Task to complete: Your task is to print all of the data word for word.

Records provided:
--- begin ---

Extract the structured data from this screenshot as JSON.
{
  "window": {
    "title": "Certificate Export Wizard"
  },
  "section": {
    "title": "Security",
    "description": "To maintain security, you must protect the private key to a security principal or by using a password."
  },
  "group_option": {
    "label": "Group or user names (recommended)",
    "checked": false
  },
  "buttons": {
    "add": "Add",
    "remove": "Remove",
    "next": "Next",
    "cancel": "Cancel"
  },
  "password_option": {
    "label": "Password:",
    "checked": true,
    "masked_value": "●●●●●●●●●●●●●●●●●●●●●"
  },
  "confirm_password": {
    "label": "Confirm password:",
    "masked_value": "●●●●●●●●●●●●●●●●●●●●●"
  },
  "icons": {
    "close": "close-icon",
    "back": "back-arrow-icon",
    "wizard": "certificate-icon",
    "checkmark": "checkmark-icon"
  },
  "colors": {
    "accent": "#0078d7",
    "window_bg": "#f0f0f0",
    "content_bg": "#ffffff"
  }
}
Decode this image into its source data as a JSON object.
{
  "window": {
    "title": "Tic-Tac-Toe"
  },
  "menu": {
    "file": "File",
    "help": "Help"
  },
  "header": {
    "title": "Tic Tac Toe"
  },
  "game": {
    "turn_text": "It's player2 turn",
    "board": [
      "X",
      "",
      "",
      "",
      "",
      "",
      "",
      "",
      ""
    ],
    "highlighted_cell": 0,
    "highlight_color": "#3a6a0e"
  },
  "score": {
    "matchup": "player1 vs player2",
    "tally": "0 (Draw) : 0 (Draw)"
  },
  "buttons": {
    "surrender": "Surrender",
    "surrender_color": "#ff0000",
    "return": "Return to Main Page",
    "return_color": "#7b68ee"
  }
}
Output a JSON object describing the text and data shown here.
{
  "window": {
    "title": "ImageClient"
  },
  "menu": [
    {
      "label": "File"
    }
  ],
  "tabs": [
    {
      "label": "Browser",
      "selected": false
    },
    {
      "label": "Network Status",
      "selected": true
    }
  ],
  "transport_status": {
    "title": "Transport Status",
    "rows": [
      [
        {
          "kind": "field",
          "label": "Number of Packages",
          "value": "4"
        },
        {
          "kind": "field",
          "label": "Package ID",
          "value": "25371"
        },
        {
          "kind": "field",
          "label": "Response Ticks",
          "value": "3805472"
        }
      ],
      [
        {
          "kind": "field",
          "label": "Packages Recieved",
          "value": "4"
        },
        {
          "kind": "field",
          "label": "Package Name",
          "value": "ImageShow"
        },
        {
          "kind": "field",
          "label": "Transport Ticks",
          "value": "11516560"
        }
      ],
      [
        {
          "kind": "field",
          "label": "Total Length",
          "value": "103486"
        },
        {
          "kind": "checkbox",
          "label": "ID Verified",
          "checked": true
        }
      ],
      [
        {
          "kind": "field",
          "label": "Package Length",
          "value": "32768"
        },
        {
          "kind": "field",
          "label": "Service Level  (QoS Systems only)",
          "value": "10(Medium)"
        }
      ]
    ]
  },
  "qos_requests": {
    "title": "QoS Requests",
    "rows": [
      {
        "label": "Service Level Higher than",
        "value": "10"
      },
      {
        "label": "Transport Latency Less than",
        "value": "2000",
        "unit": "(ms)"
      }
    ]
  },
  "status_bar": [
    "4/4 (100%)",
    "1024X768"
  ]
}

--- end ---

Task solution:
Extract the structured data from this screenshot as JSON.
{
  "window": {
    "title": "Certificate Export Wizard"
  },
  "section": {
    "title": "Security",
    "description": "To maintain security, you must protect the private key to a security principal or by using a password."
  },
  "group_option": {
    "label": "Group or user names (recommended)",
    "checked": false
  },
  "buttons": {
    "add": "Add",
    "remove": "Remove",
    "next": "Next",
    "cancel": "Cancel"
  },
  "password_option": {
    "label": "Password:",
    "checked": true,
    "masked_value": "●●●●●●●●●●●●●●●●●●●●●"
  },
  "confirm_password": {
    "label": "Confirm password:",
    "masked_value": "●●●●●●●●●●●●●●●●●●●●●"
  },
  "icons": {
    "close": "close-icon",
    "back": "back-arrow-icon",
    "wizard": "certificate-icon",
    "checkmark": "checkmark-icon"
  },
  "colors": {
    "accent": "#0078d7",
    "window_bg": "#f0f0f0",
    "content_bg": "#ffffff"
  }
}
Decode this image into its source data as a JSON object.
{
  "window": {
    "title": "Tic-Tac-Toe"
  },
  "menu": {
    "file": "File",
    "help": "Help"
  },
  "header": {
    "title": "Tic Tac Toe"
  },
  "game": {
    "turn_text": "It's player2 turn",
    "board": [
      "X",
      "",
      "",
      "",
      "",
      "",
      "",
      "",
      ""
    ],
    "highlighted_cell": 0,
    "highlight_color": "#3a6a0e"
  },
  "score": {
    "matchup": "player1 vs player2",
    "tally": "0 (Draw) : 0 (Draw)"
  },
  "buttons": {
    "surrender": "Surrender",
    "surrender_color": "#ff0000",
    "return": "Return to Main Page",
    "return_color": "#7b68ee"
  }
}
Output a JSON object describing the text and data shown here.
{
  "window": {
    "title": "ImageClient"
  },
  "menu": [
    {
      "label": "File"
    }
  ],
  "tabs": [
    {
      "label": "Browser",
      "selected": false
    },
    {
      "label": "Network Status",
      "selected": true
    }
  ],
  "transport_status": {
    "title": "Transport Status",
    "rows": [
      [
        {
          "kind": "field",
          "label": "Number of Packages",
          "value": "4"
        },
        {
          "kind": "field",
          "label": "Package ID",
          "value": "25371"
        },
        {
          "kind": "field",
          "label": "Response Ticks",
          "value": "3805472"
        }
      ],
      [
        {
          "kind": "field",
          "label": "Packages Recieved",
          "value": "4"
        },
        {
          "kind": "field",
          "label": "Package Name",
          "value": "ImageShow"
        },
        {
          "kind": "field",
          "label": "Transport Ticks",
          "value": "11516560"
        }
      ],
      [
        {
          "kind": "field",
          "label": "Total Length",
          "value": "103486"
        },
        {
          "kind": "checkbox",
          "label": "ID Verified",
          "checked": true
        }
      ],
      [
        {
          "kind": "field",
          "label": "Package Length",
          "value": "32768"
        },
        {
          "kind": "field",
          "label": "Service Level  (QoS Systems only)",
          "value": "10(Medium)"
        }
      ]
    ]
  },
  "qos_requests": {
    "title": "QoS Requests",
    "rows": [
      {
        "label": "Service Level Higher than",
        "value": "10"
      },
      {
        "label": "Transport Latency Less than",
        "value": "2000",
        "unit": "(ms)"
      }
    ]
  },
  "status_bar": [
    "4/4 (100%)",
    "1024X768"
  ]
}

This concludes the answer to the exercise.